►

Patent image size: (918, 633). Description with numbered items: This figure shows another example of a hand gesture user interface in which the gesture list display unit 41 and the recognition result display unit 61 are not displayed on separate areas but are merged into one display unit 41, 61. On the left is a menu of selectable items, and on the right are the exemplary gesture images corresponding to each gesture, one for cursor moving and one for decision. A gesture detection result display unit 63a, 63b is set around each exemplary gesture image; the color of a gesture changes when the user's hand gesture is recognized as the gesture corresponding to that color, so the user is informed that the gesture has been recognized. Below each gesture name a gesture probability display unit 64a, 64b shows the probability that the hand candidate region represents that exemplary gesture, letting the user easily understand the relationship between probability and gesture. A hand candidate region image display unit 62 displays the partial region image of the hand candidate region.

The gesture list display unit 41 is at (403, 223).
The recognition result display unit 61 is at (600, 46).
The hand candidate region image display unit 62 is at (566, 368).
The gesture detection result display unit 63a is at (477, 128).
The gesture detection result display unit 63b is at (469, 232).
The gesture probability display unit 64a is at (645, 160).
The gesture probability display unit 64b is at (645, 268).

◄
►

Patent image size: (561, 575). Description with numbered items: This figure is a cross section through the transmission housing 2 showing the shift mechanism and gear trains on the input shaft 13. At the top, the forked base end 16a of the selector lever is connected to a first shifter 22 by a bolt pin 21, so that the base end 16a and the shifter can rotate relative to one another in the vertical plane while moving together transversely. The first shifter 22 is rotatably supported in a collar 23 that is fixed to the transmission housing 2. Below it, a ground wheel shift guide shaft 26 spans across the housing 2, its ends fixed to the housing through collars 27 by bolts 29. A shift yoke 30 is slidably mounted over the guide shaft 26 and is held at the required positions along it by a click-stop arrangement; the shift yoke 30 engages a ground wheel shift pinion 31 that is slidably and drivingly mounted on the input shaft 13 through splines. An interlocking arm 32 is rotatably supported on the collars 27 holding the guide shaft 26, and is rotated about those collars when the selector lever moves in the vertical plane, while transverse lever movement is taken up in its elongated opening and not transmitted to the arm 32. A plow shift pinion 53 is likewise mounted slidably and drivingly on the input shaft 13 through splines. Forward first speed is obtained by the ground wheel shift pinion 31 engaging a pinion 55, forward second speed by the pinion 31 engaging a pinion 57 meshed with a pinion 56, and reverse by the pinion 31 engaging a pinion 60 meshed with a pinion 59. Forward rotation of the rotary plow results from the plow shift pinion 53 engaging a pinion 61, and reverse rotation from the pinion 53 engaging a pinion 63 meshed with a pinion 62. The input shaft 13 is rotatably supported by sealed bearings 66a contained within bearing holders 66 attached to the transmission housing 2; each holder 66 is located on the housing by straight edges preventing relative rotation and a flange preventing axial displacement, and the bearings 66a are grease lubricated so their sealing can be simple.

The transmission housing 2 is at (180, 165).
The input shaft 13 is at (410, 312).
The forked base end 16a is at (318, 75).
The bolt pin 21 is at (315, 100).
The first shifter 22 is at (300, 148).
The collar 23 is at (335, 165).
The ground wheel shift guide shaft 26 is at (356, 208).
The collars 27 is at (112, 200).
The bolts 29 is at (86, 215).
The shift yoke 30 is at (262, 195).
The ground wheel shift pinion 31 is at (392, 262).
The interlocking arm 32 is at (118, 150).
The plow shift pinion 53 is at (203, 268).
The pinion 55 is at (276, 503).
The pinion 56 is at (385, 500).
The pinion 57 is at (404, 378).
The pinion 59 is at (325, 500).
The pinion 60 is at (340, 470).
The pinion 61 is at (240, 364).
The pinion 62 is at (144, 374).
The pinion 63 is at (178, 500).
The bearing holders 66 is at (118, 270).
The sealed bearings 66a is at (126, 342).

◄

# [Objective]
Can you extract everything above, from the line containing "Patent image size: (918, 633)." down to the line containing "The hand candidate region image", with both of those lines included and every line copied word for word?

# [Task answer]
Patent image size: (918, 633). Description with numbered items: This figure shows another example of a hand gesture user interface in which the gesture list display unit 41 and the recognition result display unit 61 are not displayed on separate areas but are merged into one display unit 41, 61. On the left is a menu of selectable items, and on the right are the exemplary gesture images corresponding to each gesture, one for cursor moving and one for decision. A gesture detection result display unit 63a, 63b is set around each exemplary gesture image; the color of a gesture changes when the user's hand gesture is recognized as the gesture corresponding to that color, so the user is informed that the gesture has been recognized. Below each gesture name a gesture probability display unit 64a, 64b shows the probability that the hand candidate region represents that exemplary gesture, letting the user easily understand the relationship between probability and gesture. A hand candidate region image display unit 62 displays the partial region image of the hand candidate region.

The gesture list display unit 41 is at (403, 223).
The recognition result display unit 61 is at (600, 46).
The hand candidate region image display unit 62 is at (566, 368).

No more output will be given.